#### Required work:
Every entry below should be transcribed exactly; pictures stay out of the copy.

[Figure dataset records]
— Start —
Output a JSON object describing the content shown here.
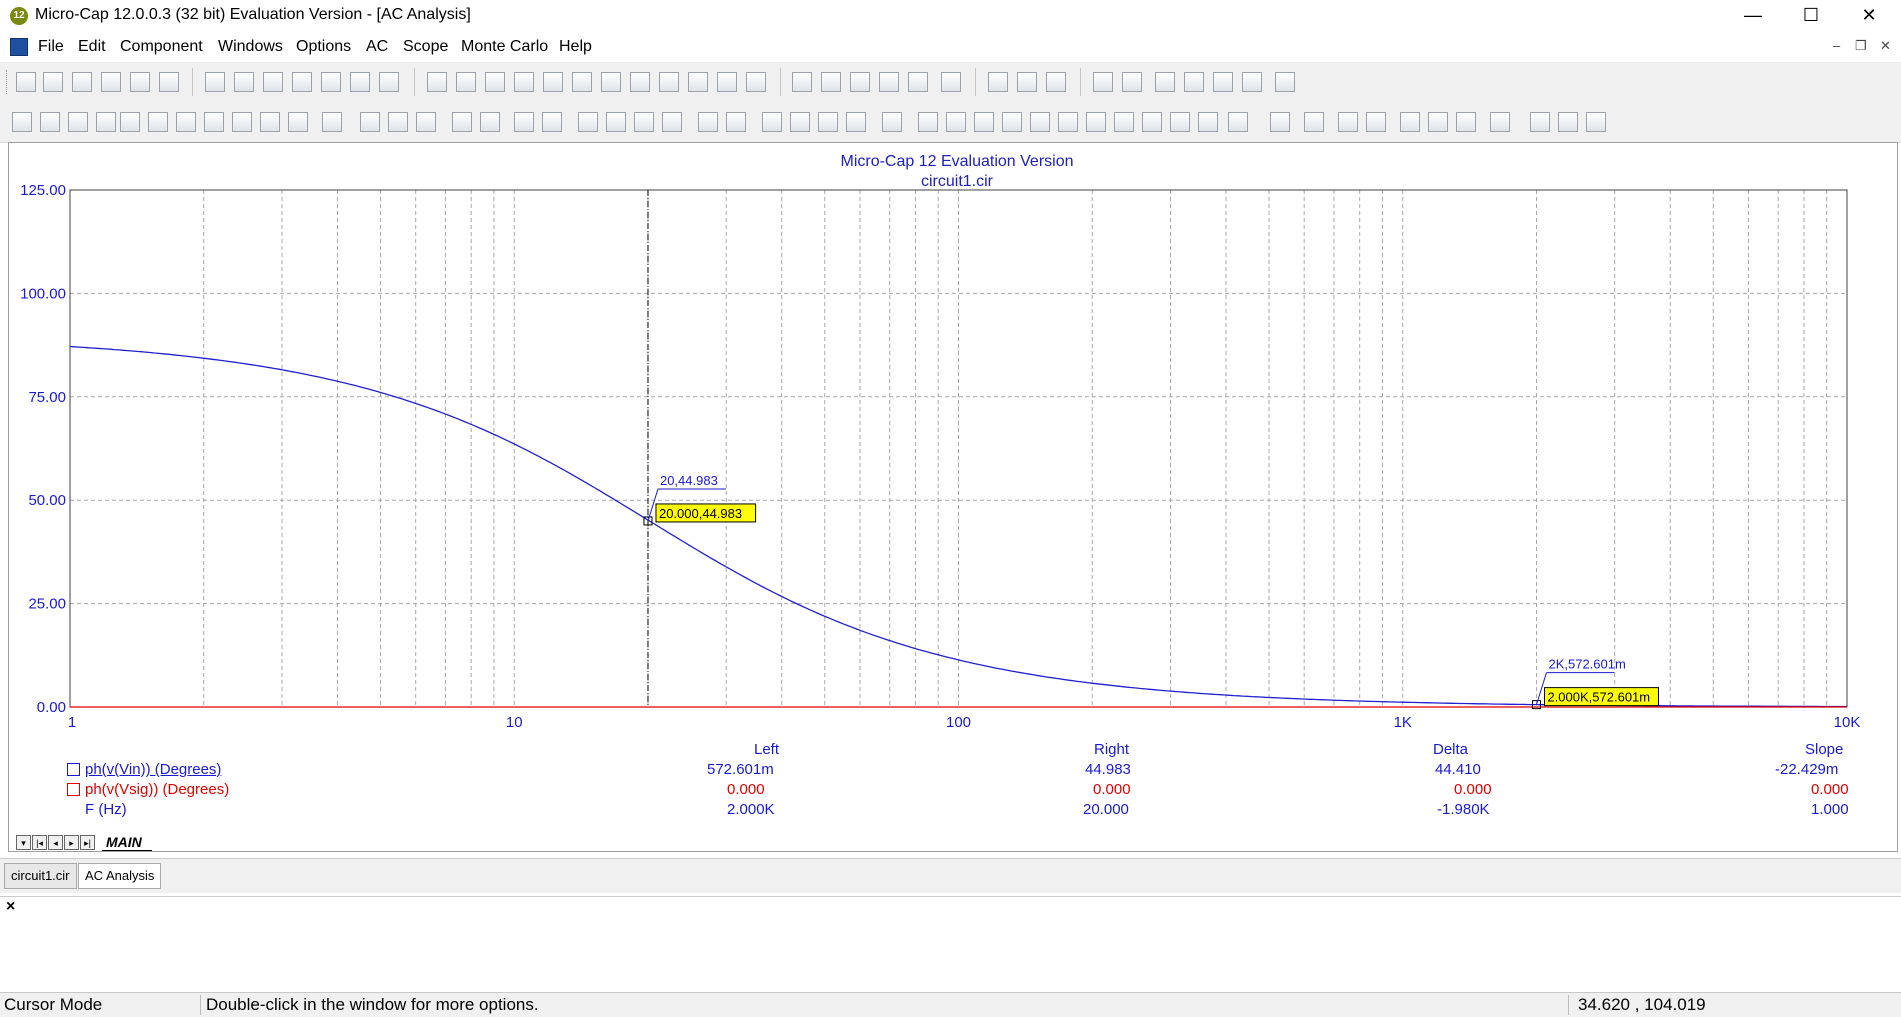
{
  "window": {
    "title": "Micro-Cap 12.0.0.3 (32 bit) Evaluation Version - [AC Analysis]",
    "app_icon_text": "12"
  },
  "menu": [
    "File",
    "Edit",
    "Component",
    "Windows",
    "Options",
    "AC",
    "Scope",
    "Monte Carlo",
    "Help"
  ],
  "window_controls": {
    "minimize": "—",
    "maximize": "☐",
    "close": "✕"
  },
  "mdi_controls": {
    "minimize": "–",
    "restore": "❐",
    "close": "✕"
  },
  "chart_data": {
    "type": "line",
    "title": "Micro-Cap 12 Evaluation Version",
    "subtitle": "circuit1.cir",
    "x_scale": "log",
    "xlim": [
      1,
      10000
    ],
    "ylim": [
      0,
      125
    ],
    "x_tick_values": [
      1,
      10,
      100,
      1000,
      10000
    ],
    "x_tick_labels": [
      "1",
      "10",
      "100",
      "1K",
      "10K"
    ],
    "y_tick_values": [
      0,
      25,
      50,
      75,
      100,
      125
    ],
    "y_tick_labels": [
      "0.00",
      "25.00",
      "50.00",
      "75.00",
      "100.00",
      "125.00"
    ],
    "grid": true,
    "series": [
      {
        "name": "ph(v(Vin)) (Degrees)",
        "color": "#2020d0",
        "formula": "atan(20.137/f)",
        "x": [
          1,
          2,
          5,
          10,
          20,
          50,
          100,
          200,
          500,
          1000,
          2000,
          5000,
          10000
        ],
        "y": [
          87.16,
          84.33,
          76.05,
          63.59,
          44.98,
          21.93,
          11.39,
          5.75,
          2.31,
          1.15,
          0.5726,
          0.23,
          0.12
        ]
      },
      {
        "name": "ph(v(Vsig)) (Degrees)",
        "color": "#e00000",
        "x": [
          1,
          10000
        ],
        "y": [
          0,
          0
        ]
      }
    ],
    "cursors": [
      {
        "x": 20,
        "y": 44.983,
        "label": "20,44.983",
        "box": "20.000,44.983"
      },
      {
        "x": 2000,
        "y": 0.572601,
        "label": "2K,572.601m",
        "box": "2.000K,572.601m"
      }
    ],
    "legend_table": {
      "headers": [
        "Left",
        "Right",
        "Delta",
        "Slope"
      ],
      "rows": [
        {
          "label": "ph(v(Vin)) (Degrees)",
          "color": "#1a1ad0",
          "values": [
            "572.601m",
            "44.983",
            "44.410",
            "-22.429m"
          ]
        },
        {
          "label": "ph(v(Vsig)) (Degrees)",
          "color": "#e00000",
          "values": [
            "0.000",
            "0.000",
            "0.000",
            "0.000"
          ]
        },
        {
          "label": "F (Hz)",
          "color": "#1a1ad0",
          "values": [
            "2.000K",
            "20.000",
            "-1.980K",
            "1.000"
          ]
        }
      ]
    }
  },
  "sheet_tab": "MAIN",
  "doc_tabs": [
    "circuit1.cir",
    "AC Analysis"
  ],
  "output_close": "×",
  "status": {
    "mode": "Cursor Mode",
    "hint": "Double-click in the window for more options.",
    "coords": "34.620 , 104.019"
  }
}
— End —
#### Solution to this exercise:
Output a JSON object describing the content shown here.
{
  "window": {
    "title": "Micro-Cap 12.0.0.3 (32 bit) Evaluation Version - [AC Analysis]",
    "app_icon_text": "12"
  },
  "menu": [
    "File",
    "Edit",
    "Component",
    "Windows",
    "Options",
    "AC",
    "Scope",
    "Monte Carlo",
    "Help"
  ],
  "window_controls": {
    "minimize": "—",
    "maximize": "☐",
    "close": "✕"
  },
  "mdi_controls": {
    "minimize": "–",
    "restore": "❐",
    "close": "✕"
  },
  "chart_data": {
    "type": "line",
    "title": "Micro-Cap 12 Evaluation Version",
    "subtitle": "circuit1.cir",
    "x_scale": "log",
    "xlim": [
      1,
      10000
    ],
    "ylim": [
      0,
      125
    ],
    "x_tick_values": [
      1,
      10,
      100,
      1000,
      10000
    ],
    "x_tick_labels": [
      "1",
      "10",
      "100",
      "1K",
      "10K"
    ],
    "y_tick_values": [
      0,
      25,
      50,
      75,
      100,
      125
    ],
    "y_tick_labels": [
      "0.00",
      "25.00",
      "50.00",
      "75.00",
      "100.00",
      "125.00"
    ],
    "grid": true,
    "series": [
      {
        "name": "ph(v(Vin)) (Degrees)",
        "color": "#2020d0",
        "formula": "atan(20.137/f)",
        "x": [
          1,
          2,
          5,
          10,
          20,
          50,
          100,
          200,
          500,
          1000,
          2000,
          5000,
          10000
        ],
        "y": [
          87.16,
          84.33,
          76.05,
          63.59,
          44.98,
          21.93,
          11.39,
          5.75,
          2.31,
          1.15,
          0.5726,
          0.23,
          0.12
        ]
      },
      {
        "name": "ph(v(Vsig)) (Degrees)",
        "color": "#e00000",
        "x": [
          1,
          10000
        ],
        "y": [
          0,
          0
        ]
      }
    ],
    "cursors": [
      {
        "x": 20,
        "y": 44.983,
        "label": "20,44.983",
        "box": "20.000,44.983"
      },
      {
        "x": 2000,
        "y": 0.572601,
        "label": "2K,572.601m",
        "box": "2.000K,572.601m"
      }
    ],
    "legend_table": {
      "headers": [
        "Left",
        "Right",
        "Delta",
        "Slope"
      ],
      "rows": [
        {
          "label": "ph(v(Vin)) (Degrees)",
          "color": "#1a1ad0",
          "values": [
            "572.601m",
            "44.983",
            "44.410",
            "-22.429m"
          ]
        },
        {
          "label": "ph(v(Vsig)) (Degrees)",
          "color": "#e00000",
          "values": [
            "0.000",
            "0.000",
            "0.000",
            "0.000"
          ]
        },
        {
          "label": "F (Hz)",
          "color": "#1a1ad0",
          "values": [
            "2.000K",
            "20.000",
            "-1.980K",
            "1.000"
          ]
        }
      ]
    }
  },
  "sheet_tab": "MAIN",
  "doc_tabs": [
    "circuit1.cir",
    "AC Analysis"
  ],
  "output_close": "×",
  "status": {
    "mode": "Cursor Mode",
    "hint": "Double-click in the window for more options.",
    "coords": "34.620 , 104.019"
  }
}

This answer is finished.